━━━━━ Supplied material
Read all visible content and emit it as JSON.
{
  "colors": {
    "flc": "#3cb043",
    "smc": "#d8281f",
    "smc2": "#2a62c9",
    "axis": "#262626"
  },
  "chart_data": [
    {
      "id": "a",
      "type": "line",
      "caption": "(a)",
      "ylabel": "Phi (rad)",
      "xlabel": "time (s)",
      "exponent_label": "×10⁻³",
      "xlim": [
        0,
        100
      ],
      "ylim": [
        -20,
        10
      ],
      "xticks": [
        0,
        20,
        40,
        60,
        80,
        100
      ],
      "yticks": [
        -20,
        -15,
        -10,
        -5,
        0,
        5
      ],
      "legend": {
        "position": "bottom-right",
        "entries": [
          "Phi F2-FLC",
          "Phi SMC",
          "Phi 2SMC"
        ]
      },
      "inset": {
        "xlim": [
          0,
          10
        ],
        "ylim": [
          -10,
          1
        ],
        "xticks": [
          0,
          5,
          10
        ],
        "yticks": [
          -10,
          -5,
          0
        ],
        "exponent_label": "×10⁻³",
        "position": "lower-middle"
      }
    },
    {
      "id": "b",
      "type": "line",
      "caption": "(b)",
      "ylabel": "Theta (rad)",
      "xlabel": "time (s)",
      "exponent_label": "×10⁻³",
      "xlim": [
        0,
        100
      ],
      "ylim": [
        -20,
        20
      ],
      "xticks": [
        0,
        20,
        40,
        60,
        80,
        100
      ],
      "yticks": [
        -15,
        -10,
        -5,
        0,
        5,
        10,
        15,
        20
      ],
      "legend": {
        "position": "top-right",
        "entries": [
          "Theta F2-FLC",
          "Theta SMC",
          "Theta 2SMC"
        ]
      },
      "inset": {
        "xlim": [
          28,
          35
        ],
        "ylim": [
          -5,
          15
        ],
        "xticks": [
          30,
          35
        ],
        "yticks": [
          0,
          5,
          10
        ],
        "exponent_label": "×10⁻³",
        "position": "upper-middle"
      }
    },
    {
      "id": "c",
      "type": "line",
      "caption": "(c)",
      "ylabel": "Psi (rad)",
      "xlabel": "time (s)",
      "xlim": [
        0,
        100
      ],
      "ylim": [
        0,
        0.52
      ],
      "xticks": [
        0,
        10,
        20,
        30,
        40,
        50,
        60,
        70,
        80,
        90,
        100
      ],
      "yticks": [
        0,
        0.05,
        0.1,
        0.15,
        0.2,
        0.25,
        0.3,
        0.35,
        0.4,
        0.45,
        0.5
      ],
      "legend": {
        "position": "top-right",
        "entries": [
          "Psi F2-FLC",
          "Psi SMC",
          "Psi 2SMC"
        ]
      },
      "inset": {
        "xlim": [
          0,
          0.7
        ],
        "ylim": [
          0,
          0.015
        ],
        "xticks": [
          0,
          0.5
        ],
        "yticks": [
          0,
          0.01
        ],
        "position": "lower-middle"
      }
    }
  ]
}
━━━━━━━━━━
● Task requirements
The whole listing above needs to be written out again exactly.

● Full output
Read all visible content and emit it as JSON.
{
  "colors": {
    "flc": "#3cb043",
    "smc": "#d8281f",
    "smc2": "#2a62c9",
    "axis": "#262626"
  },
  "chart_data": [
    {
      "id": "a",
      "type": "line",
      "caption": "(a)",
      "ylabel": "Phi (rad)",
      "xlabel": "time (s)",
      "exponent_label": "×10⁻³",
      "xlim": [
        0,
        100
      ],
      "ylim": [
        -20,
        10
      ],
      "xticks": [
        0,
        20,
        40,
        60,
        80,
        100
      ],
      "yticks": [
        -20,
        -15,
        -10,
        -5,
        0,
        5
      ],
      "legend": {
        "position": "bottom-right",
        "entries": [
          "Phi F2-FLC",
          "Phi SMC",
          "Phi 2SMC"
        ]
      },
      "inset": {
        "xlim": [
          0,
          10
        ],
        "ylim": [
          -10,
          1
        ],
        "xticks": [
          0,
          5,
          10
        ],
        "yticks": [
          -10,
          -5,
          0
        ],
        "exponent_label": "×10⁻³",
        "position": "lower-middle"
      }
    },
    {
      "id": "b",
      "type": "line",
      "caption": "(b)",
      "ylabel": "Theta (rad)",
      "xlabel": "time (s)",
      "exponent_label": "×10⁻³",
      "xlim": [
        0,
        100
      ],
      "ylim": [
        -20,
        20
      ],
      "xticks": [
        0,
        20,
        40,
        60,
        80,
        100
      ],
      "yticks": [
        -15,
        -10,
        -5,
        0,
        5,
        10,
        15,
        20
      ],
      "legend": {
        "position": "top-right",
        "entries": [
          "Theta F2-FLC",
          "Theta SMC",
          "Theta 2SMC"
        ]
      },
      "inset": {
        "xlim": [
          28,
          35
        ],
        "ylim": [
          -5,
          15
        ],
        "xticks": [
          30,
          35
        ],
        "yticks": [
          0,
          5,
          10
        ],
        "exponent_label": "×10⁻³",
        "position": "upper-middle"
      }
    },
    {
      "id": "c",
      "type": "line",
      "caption": "(c)",
      "ylabel": "Psi (rad)",
      "xlabel": "time (s)",
      "xlim": [
        0,
        100
      ],
      "ylim": [
        0,
        0.52
      ],
      "xticks": [
        0,
        10,
        20,
        30,
        40,
        50,
        60,
        70,
        80,
        90,
        100
      ],
      "yticks": [
        0,
        0.05,
        0.1,
        0.15,
        0.2,
        0.25,
        0.3,
        0.35,
        0.4,
        0.45,
        0.5
      ],
      "legend": {
        "position": "top-right",
        "entries": [
          "Psi F2-FLC",
          "Psi SMC",
          "Psi 2SMC"
        ]
      },
      "inset": {
        "xlim": [
          0,
          0.7
        ],
        "ylim": [
          0,
          0.015
        ],
        "xticks": [
          0,
          0.5
        ],
        "yticks": [
          0,
          0.01
        ],
        "position": "lower-middle"
      }
    }
  ]
}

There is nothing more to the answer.